* **Written request**: Identify the lines that contain the word "name", then copy them.

# START OF Available records

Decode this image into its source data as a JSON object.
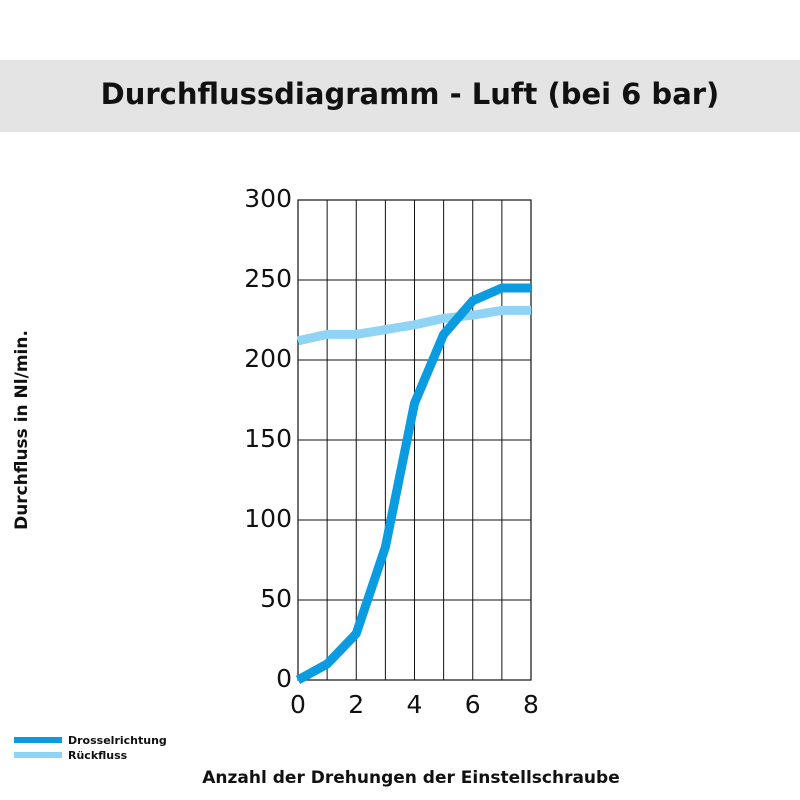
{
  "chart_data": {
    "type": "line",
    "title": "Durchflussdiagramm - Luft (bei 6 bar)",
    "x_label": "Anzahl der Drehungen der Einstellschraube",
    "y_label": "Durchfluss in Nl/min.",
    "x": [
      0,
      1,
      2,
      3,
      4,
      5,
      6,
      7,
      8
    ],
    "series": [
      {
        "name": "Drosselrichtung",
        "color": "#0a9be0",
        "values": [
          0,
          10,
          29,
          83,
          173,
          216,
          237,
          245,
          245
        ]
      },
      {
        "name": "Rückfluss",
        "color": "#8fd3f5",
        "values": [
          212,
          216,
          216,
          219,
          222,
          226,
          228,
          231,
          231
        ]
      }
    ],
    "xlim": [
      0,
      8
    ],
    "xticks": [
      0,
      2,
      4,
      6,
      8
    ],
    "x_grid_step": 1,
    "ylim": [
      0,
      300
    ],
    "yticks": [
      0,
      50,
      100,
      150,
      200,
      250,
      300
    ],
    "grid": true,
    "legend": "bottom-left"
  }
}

# END OF Available records

* **Result of the task**:
        "name": "Drosselrichtung",
        "name": "Rückfluss",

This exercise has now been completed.